- **Goal**
Please count the lines in the listing below where the word "ὑγρό" appears. Give the number only.

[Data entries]
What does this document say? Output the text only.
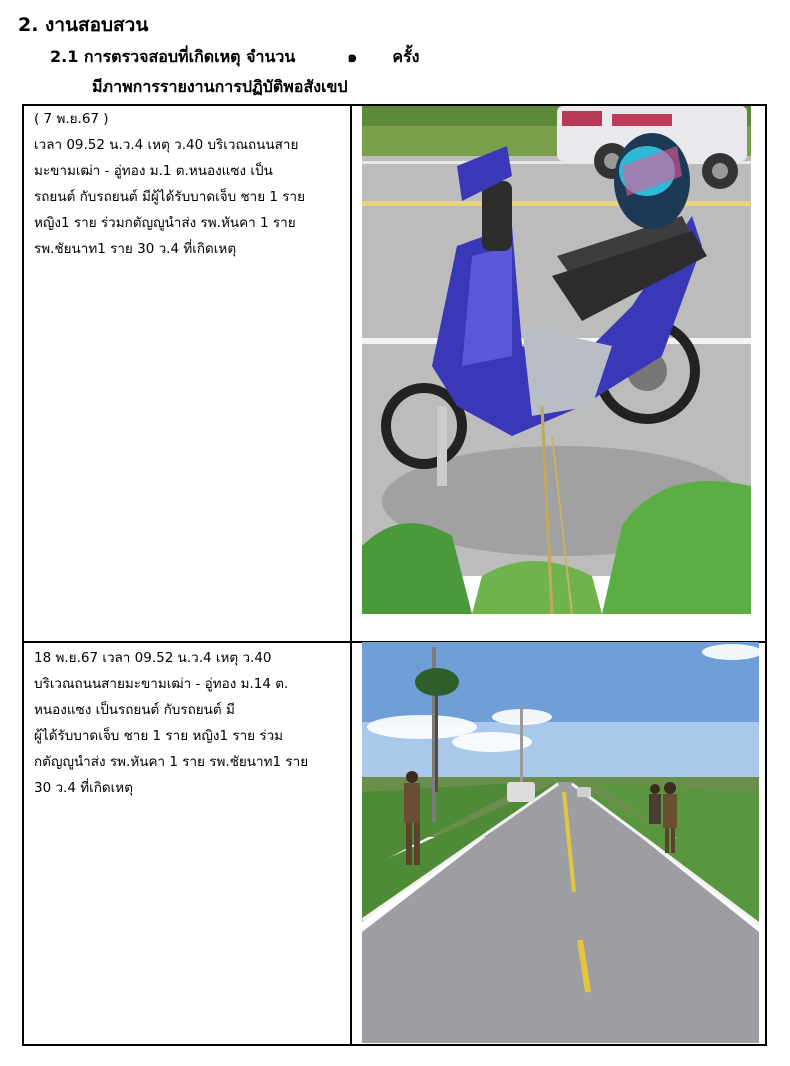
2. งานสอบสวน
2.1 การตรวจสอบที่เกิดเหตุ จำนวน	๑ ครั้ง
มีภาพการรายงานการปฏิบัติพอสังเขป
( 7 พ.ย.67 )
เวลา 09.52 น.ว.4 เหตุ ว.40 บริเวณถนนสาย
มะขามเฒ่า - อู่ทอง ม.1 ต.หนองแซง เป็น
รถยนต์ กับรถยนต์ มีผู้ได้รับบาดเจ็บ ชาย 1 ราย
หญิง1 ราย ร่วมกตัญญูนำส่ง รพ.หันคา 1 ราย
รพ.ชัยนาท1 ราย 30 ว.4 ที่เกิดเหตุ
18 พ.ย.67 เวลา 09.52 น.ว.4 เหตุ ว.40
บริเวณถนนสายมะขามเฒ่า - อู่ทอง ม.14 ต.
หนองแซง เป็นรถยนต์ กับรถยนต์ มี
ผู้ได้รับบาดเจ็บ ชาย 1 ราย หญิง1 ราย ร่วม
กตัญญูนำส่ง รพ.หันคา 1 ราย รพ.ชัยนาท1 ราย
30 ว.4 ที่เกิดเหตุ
---
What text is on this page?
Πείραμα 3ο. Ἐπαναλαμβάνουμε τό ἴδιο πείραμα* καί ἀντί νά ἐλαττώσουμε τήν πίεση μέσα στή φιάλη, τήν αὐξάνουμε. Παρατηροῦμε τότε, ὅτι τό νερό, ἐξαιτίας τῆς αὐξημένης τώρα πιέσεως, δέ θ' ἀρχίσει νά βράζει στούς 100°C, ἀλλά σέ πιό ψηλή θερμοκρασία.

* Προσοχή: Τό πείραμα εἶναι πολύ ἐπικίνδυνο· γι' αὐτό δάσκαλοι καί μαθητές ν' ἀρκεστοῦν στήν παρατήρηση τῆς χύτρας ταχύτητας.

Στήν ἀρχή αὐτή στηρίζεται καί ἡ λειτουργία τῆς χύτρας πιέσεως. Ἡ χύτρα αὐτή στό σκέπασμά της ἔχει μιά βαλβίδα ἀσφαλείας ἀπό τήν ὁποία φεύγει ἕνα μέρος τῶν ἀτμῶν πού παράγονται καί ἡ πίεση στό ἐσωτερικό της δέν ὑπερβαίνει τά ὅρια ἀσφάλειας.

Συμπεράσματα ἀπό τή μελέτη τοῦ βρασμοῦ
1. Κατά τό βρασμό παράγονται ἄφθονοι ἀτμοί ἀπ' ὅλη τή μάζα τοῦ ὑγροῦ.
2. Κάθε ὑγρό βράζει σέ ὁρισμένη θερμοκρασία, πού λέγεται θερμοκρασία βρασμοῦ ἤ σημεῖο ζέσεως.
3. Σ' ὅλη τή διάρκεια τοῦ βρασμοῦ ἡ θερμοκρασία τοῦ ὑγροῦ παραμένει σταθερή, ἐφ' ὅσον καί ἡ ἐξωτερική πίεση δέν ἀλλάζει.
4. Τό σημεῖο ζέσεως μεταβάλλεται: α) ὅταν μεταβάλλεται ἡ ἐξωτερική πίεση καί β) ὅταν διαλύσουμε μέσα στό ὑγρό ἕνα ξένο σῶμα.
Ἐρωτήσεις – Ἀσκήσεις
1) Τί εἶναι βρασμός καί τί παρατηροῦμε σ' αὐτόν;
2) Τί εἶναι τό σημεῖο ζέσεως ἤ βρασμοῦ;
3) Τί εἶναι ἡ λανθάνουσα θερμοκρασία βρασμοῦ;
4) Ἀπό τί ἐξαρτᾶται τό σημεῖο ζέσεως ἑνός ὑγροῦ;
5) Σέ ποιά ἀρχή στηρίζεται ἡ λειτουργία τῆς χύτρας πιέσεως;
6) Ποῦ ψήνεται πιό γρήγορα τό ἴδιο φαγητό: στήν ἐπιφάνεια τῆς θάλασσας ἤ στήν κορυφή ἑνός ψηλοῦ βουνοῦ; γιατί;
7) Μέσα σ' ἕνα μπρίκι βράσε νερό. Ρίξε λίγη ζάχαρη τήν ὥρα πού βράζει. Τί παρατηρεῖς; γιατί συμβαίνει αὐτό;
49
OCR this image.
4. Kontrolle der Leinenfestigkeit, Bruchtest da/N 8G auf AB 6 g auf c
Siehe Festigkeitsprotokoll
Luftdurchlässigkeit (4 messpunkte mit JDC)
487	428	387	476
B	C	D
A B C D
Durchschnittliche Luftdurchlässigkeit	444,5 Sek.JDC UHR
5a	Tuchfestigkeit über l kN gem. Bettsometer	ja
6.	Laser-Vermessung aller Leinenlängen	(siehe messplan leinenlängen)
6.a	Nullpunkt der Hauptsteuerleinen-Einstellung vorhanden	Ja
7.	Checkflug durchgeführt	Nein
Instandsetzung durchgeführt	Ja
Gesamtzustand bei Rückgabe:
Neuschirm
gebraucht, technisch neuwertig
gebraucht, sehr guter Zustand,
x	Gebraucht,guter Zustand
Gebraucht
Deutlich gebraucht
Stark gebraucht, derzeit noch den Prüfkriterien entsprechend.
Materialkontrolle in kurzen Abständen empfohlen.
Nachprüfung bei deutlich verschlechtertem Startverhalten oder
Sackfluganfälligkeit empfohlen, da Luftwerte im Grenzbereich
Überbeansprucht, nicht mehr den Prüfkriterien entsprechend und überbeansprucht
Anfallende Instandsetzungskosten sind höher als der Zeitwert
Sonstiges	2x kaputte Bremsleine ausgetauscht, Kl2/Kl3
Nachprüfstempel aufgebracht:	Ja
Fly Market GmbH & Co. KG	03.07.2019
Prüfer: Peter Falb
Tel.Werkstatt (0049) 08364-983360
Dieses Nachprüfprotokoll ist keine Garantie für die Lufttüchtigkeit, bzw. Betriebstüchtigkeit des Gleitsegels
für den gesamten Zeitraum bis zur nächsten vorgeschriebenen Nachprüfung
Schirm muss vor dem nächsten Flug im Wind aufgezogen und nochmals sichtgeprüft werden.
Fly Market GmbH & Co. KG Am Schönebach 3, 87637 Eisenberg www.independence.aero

- **Solution for this task**
2